• Task statement:
Extract the lines of the items from the very first one through the line that contains "table-row-hatefulmemes: HatefulMemes 0.5800", including that line. Reproduce each one exactly.

--- start Provided entries ---

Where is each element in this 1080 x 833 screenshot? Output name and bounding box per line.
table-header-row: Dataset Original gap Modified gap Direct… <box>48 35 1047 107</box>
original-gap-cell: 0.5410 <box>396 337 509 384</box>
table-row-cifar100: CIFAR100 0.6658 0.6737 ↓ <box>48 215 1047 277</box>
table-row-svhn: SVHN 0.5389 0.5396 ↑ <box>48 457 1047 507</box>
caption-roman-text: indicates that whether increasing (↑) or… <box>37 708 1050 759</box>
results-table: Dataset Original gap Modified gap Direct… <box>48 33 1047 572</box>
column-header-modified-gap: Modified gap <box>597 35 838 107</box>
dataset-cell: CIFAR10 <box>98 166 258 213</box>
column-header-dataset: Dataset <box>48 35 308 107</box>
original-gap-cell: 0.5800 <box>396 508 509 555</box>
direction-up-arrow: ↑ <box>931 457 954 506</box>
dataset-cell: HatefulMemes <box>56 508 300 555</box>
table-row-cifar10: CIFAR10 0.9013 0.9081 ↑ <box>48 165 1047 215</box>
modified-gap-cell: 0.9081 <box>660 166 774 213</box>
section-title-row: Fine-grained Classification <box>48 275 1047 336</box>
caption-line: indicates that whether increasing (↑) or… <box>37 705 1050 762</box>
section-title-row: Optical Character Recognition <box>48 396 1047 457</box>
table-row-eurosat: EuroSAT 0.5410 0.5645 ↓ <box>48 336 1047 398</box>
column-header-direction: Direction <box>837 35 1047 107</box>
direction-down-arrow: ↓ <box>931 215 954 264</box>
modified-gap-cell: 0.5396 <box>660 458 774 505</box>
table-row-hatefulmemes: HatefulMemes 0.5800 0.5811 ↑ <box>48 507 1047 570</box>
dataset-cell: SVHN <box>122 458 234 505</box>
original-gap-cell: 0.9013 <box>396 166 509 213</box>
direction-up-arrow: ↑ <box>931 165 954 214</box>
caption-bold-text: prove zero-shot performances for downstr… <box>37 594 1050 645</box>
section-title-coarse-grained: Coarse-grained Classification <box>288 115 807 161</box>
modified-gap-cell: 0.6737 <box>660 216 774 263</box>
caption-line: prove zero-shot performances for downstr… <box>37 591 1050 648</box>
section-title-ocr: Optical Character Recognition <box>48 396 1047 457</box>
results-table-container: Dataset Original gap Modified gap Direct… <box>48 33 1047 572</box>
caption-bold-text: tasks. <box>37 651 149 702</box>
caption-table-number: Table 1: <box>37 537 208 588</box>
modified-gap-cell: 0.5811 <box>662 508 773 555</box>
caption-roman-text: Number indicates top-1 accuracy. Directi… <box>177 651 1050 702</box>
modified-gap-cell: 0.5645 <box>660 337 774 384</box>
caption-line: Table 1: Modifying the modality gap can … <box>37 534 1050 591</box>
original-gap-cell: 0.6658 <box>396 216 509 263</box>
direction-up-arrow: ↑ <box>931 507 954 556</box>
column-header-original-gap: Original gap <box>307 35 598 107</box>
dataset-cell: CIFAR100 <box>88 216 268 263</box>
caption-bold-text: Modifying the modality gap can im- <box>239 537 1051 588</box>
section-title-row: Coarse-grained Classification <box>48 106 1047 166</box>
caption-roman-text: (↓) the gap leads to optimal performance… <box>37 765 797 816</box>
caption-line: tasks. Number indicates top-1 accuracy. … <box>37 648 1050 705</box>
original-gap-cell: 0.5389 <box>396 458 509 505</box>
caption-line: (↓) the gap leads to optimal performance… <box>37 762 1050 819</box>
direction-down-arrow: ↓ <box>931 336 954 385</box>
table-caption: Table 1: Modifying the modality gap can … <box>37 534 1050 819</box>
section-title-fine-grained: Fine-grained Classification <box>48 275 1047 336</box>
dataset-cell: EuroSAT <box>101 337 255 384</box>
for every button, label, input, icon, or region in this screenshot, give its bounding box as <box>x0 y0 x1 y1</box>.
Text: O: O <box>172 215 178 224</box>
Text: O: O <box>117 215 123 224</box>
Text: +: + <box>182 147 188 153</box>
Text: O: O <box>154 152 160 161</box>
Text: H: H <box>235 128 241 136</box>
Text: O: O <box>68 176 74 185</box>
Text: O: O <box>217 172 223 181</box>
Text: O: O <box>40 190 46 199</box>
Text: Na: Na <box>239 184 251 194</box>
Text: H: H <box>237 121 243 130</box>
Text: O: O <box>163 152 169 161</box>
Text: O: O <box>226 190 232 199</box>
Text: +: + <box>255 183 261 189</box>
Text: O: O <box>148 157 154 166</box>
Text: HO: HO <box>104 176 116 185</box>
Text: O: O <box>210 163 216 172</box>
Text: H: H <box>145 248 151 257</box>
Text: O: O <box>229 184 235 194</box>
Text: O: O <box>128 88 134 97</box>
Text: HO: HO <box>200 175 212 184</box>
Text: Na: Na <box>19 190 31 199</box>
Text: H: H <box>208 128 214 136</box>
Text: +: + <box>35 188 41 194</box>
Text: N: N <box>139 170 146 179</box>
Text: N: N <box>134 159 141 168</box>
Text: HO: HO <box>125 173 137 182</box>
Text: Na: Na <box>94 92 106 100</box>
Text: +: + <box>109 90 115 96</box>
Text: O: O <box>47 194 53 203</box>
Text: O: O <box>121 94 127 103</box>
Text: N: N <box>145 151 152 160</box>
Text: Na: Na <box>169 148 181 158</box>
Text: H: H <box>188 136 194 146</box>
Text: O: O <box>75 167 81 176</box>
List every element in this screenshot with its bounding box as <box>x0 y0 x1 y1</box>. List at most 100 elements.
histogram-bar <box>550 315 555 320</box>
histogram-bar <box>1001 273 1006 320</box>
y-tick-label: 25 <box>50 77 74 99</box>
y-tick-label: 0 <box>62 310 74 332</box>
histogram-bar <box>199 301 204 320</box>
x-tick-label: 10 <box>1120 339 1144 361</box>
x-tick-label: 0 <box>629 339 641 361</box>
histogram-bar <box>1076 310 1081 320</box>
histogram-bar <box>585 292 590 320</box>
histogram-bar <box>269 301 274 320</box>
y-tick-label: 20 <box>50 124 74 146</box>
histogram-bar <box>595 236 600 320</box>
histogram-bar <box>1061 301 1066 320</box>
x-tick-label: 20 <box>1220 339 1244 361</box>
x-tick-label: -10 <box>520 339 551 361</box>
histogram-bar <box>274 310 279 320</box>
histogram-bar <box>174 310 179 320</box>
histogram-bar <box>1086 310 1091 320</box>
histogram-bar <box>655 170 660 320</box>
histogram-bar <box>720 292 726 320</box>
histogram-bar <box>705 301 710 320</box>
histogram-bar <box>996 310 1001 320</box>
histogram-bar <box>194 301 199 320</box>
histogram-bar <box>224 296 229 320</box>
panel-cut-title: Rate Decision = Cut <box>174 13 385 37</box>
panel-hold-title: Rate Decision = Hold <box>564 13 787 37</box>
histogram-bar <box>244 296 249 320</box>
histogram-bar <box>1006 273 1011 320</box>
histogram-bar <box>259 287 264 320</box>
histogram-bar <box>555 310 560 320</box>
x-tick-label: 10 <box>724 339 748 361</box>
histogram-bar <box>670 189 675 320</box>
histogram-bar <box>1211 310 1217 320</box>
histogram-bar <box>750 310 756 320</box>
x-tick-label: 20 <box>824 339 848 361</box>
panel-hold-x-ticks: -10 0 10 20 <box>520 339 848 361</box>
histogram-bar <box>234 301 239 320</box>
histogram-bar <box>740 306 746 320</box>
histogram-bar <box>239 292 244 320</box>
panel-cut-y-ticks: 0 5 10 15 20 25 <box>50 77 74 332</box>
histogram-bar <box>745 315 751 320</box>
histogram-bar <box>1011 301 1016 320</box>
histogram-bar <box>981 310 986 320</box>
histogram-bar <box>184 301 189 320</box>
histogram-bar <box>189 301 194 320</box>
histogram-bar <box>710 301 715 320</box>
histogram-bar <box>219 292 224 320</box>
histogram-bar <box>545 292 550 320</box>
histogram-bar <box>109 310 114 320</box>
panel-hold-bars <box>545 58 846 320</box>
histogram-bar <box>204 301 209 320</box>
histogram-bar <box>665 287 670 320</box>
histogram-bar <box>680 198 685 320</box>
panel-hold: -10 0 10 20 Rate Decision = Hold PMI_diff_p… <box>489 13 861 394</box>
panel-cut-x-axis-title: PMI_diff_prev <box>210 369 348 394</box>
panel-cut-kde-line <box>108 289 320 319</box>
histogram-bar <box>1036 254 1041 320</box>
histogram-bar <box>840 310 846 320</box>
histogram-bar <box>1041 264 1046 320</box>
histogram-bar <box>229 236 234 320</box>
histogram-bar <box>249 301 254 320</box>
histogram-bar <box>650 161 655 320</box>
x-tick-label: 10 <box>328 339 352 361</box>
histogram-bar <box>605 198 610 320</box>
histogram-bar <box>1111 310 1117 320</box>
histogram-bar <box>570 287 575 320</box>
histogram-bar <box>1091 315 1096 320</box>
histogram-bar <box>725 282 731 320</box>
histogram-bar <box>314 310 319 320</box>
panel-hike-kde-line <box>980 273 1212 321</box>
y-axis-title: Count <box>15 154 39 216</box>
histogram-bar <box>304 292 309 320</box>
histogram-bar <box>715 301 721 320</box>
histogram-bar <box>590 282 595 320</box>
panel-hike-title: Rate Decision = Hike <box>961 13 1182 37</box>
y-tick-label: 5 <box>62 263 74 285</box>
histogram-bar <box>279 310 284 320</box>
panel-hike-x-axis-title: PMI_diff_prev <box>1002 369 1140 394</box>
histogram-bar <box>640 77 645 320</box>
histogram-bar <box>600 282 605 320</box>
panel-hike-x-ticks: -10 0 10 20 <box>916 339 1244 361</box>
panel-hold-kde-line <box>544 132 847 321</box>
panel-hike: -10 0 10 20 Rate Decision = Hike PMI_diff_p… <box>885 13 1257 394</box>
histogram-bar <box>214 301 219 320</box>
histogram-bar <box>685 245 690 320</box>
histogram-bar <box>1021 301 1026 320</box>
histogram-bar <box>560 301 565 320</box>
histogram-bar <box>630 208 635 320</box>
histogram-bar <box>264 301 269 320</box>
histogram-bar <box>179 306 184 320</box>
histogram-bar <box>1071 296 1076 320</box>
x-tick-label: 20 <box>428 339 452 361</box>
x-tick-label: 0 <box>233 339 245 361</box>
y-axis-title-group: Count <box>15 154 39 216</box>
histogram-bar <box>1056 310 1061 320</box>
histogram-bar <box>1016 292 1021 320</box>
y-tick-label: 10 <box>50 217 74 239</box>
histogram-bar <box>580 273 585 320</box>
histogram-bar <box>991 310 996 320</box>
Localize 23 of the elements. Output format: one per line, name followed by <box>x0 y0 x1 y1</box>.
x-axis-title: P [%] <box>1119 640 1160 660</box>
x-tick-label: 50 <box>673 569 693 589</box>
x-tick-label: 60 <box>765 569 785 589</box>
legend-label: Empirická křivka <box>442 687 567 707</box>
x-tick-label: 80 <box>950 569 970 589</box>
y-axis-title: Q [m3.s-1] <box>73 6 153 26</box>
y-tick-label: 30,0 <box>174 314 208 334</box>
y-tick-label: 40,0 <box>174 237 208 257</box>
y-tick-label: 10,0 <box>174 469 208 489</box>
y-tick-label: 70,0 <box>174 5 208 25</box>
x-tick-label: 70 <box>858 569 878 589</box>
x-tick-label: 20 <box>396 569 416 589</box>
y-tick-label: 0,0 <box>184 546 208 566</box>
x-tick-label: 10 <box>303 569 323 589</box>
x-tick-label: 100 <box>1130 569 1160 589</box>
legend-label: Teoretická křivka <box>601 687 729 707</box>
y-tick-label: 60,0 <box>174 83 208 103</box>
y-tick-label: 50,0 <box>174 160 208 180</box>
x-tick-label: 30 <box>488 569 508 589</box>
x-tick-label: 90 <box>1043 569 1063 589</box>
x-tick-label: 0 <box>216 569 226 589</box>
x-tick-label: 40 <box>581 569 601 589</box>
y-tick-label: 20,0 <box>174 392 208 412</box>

--- end Provided entries ---

• Solved problem:
Where is each element in this 1080 x 833 screenshot? Output name and bounding box per line.
table-header-row: Dataset Original gap Modified gap Direct… <box>48 35 1047 107</box>
original-gap-cell: 0.5410 <box>396 337 509 384</box>
table-row-cifar100: CIFAR100 0.6658 0.6737 ↓ <box>48 215 1047 277</box>
table-row-svhn: SVHN 0.5389 0.5396 ↑ <box>48 457 1047 507</box>
caption-roman-text: indicates that whether increasing (↑) or… <box>37 708 1050 759</box>
results-table: Dataset Original gap Modified gap Direct… <box>48 33 1047 572</box>
column-header-modified-gap: Modified gap <box>597 35 838 107</box>
dataset-cell: CIFAR10 <box>98 166 258 213</box>
column-header-dataset: Dataset <box>48 35 308 107</box>
original-gap-cell: 0.5800 <box>396 508 509 555</box>
direction-up-arrow: ↑ <box>931 457 954 506</box>
dataset-cell: HatefulMemes <box>56 508 300 555</box>
table-row-cifar10: CIFAR10 0.9013 0.9081 ↑ <box>48 165 1047 215</box>
modified-gap-cell: 0.9081 <box>660 166 774 213</box>
section-title-row: Fine-grained Classification <box>48 275 1047 336</box>
caption-line: indicates that whether increasing (↑) or… <box>37 705 1050 762</box>
section-title-row: Optical Character Recognition <box>48 396 1047 457</box>
table-row-eurosat: EuroSAT 0.5410 0.5645 ↓ <box>48 336 1047 398</box>
column-header-direction: Direction <box>837 35 1047 107</box>
direction-down-arrow: ↓ <box>931 215 954 264</box>
modified-gap-cell: 0.5396 <box>660 458 774 505</box>
table-row-hatefulmemes: HatefulMemes 0.5800 0.5811 ↑ <box>48 507 1047 570</box>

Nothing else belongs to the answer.